• Task list:
1 – Answer these questions using the passage on online reading tools. Mark each answer with its letter.
(a) What three strategies for helping discouraged readers does the passage name?
(b) What do all TumbleReadables books come with?
(c) What do Starfall's animated stories and games teach?
2 – Reproduce word for word the part of the passage on online reading tools between "Tumblebooks and TumbleReadables" and "books are read.", inclusive.
3 – List every online resource for readers that the passage on online reading tools names.

• Excerpt provided:
◇ ◇ ◇

No matter what grade level or subject you teach, chances are you have students in your classroom who struggle with reading. While you know multiple ways to help discouraged readers, such as re-reading, using context clues and incorporating graphic organizers into your teaching, you have to admit these strategies are not fun for students. Thankfully, numerous online tools are available to help generate interest for your struggling readers.
Tumblebooks and TumbleReadables are two resources that every school library should consider. With Tumblebooks, students and teachers have access to a large selection of animated picture books for students to read or have read to them. A selection of read-along books and graphic novels are also available for older students. TumbleReadables is a collection of read-along books for students at the elementary, middle school and high school levels. All books come with audio narration and sentences are highlighted as the books are read.
Starfall was designed with beginning and struggling readers in mind. Focused on elementary students, children can go through multiple activities to help them learn to read and improve their reading skills. Students who need help with beginning reading skills will find animated stories and games designed to teach phonics, vowel sounds and sight words. Once students master those concepts, they move up to short poems and simple picture stories that focus on key words and short sentences. Longer passages and stories are available for students who become more confident readers.

◇ ◇ ◇

• Source material:
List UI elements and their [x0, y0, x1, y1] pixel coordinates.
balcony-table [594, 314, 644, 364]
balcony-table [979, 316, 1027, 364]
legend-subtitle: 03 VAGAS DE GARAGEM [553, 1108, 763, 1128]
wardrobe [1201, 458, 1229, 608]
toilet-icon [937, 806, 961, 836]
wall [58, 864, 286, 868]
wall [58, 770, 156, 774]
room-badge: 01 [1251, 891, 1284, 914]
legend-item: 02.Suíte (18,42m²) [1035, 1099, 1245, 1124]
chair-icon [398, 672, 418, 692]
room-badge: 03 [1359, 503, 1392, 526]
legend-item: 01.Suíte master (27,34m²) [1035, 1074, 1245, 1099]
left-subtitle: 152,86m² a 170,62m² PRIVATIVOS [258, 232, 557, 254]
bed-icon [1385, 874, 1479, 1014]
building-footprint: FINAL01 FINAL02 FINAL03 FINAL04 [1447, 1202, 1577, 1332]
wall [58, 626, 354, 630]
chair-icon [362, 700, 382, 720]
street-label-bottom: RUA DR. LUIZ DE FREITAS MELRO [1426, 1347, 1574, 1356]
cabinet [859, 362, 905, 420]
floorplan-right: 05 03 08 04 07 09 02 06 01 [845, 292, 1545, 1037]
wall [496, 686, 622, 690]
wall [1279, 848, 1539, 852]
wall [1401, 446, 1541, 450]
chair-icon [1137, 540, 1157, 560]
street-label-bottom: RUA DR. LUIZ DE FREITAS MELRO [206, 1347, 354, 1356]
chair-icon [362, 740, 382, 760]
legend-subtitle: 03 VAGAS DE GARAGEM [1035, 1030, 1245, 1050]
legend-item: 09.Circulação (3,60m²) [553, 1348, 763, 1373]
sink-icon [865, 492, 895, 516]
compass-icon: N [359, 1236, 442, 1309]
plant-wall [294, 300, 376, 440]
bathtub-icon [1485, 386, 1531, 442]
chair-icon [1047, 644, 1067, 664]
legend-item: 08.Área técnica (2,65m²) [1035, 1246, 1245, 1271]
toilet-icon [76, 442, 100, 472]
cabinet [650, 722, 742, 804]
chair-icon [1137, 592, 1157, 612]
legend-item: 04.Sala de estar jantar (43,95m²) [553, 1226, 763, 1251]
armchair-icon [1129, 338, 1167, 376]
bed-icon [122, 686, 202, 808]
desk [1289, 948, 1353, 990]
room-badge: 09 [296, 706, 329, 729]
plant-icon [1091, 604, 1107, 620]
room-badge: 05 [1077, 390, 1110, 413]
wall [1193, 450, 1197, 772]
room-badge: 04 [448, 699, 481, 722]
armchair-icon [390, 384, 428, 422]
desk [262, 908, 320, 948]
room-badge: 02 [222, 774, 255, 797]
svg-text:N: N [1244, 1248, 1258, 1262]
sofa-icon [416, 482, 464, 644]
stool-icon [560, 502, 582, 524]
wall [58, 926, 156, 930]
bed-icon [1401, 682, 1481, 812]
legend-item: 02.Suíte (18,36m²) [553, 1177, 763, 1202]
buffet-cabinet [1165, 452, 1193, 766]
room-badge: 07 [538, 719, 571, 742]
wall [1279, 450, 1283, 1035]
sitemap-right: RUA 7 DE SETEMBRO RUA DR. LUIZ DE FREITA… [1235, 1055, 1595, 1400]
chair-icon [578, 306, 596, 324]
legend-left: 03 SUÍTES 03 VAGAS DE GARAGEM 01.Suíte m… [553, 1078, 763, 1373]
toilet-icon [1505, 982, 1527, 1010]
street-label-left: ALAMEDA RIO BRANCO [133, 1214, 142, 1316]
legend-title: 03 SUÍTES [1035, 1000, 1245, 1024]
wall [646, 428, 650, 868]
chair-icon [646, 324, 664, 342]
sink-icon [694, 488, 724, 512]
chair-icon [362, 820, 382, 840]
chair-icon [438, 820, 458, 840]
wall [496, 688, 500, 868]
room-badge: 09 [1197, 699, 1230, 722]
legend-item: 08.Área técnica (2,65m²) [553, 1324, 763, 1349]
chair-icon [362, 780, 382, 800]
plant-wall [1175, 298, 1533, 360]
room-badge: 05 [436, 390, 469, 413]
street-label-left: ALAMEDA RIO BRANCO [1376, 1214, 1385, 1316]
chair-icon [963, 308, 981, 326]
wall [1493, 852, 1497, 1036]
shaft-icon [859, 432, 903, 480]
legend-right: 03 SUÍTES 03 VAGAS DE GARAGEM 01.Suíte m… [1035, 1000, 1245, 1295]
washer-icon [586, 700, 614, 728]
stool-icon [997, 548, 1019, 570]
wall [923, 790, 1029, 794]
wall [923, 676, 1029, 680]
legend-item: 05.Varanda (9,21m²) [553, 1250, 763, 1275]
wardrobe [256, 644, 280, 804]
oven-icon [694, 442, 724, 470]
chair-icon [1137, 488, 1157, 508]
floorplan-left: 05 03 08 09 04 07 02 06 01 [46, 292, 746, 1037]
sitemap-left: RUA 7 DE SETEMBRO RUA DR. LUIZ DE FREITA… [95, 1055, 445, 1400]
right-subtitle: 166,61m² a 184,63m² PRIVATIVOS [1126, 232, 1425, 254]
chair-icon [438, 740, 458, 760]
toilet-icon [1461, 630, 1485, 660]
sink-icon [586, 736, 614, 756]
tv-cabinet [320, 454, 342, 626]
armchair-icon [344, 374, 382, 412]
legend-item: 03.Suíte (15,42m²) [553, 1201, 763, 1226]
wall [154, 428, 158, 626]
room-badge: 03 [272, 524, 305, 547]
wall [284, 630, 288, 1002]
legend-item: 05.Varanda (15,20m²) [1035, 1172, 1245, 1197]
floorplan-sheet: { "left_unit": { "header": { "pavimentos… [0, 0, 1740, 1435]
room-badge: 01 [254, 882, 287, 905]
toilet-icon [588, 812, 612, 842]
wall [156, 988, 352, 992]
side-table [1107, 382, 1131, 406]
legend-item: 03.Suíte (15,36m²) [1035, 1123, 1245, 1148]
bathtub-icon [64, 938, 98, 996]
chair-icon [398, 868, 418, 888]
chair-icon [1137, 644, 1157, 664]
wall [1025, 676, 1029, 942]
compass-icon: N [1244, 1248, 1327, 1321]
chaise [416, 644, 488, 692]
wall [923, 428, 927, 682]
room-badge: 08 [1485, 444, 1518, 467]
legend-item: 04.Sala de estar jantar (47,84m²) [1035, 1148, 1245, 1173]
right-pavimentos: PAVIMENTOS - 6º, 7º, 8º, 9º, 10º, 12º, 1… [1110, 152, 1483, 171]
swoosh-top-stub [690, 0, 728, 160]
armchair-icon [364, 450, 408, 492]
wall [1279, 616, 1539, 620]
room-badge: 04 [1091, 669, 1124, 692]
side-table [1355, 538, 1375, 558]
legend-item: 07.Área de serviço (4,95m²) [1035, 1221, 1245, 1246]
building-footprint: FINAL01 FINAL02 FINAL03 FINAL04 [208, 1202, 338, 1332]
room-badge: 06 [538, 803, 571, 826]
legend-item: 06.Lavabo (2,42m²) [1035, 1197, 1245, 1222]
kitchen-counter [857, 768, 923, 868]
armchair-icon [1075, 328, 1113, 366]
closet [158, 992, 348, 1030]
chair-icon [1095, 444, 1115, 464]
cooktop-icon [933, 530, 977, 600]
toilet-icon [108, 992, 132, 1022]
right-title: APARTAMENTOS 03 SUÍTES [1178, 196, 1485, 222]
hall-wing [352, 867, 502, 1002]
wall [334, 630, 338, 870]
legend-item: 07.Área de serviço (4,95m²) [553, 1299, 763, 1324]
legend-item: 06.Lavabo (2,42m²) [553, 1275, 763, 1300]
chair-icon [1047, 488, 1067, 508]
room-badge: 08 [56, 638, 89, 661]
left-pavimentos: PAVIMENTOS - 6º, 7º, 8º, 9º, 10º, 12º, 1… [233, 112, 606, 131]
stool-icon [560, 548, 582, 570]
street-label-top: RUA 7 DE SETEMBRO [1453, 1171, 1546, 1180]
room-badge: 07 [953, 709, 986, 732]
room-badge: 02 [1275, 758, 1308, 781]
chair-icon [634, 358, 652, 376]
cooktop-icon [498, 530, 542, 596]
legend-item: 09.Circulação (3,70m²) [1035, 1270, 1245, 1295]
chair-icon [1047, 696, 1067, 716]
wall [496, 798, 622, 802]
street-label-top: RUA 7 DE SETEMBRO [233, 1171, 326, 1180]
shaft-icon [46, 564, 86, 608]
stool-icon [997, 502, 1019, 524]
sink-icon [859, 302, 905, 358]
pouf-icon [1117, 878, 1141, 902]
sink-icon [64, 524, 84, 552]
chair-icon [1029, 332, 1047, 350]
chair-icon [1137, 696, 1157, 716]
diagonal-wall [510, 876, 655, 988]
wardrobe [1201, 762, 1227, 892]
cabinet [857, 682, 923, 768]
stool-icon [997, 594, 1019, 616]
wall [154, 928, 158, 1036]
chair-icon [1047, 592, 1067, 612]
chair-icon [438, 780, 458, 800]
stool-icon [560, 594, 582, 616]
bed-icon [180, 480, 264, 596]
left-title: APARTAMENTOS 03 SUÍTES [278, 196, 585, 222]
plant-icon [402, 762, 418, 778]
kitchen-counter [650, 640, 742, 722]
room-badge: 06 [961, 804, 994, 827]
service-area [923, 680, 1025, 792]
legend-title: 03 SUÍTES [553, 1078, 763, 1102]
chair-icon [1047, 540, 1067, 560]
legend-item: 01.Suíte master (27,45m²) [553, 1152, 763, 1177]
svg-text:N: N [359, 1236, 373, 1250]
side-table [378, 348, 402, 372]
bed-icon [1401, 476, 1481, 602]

◇ ◇ ◇

• Written answers:
1 –
(a) Re-reading, using context clues, and incorporating graphic organizers into teaching.
(b) Audio narration, with sentences highlighted as the books are read.
(c) Phonics, vowel sounds, and sight words.

2 –
Tumblebooks and TumbleReadables are two resources that every school library should consider. With Tumblebooks, students and teachers have access to a large selection of animated picture books for students to read or have read to them. A selection of read-along books and graphic novels are also available for older students. TumbleReadables is a collection of read-along books for students at the elementary, middle school and high school levels. All books come with audio narration and sentences are highlighted as the books are read.

3 –
Tumblebooks
TumbleReadables
Starfall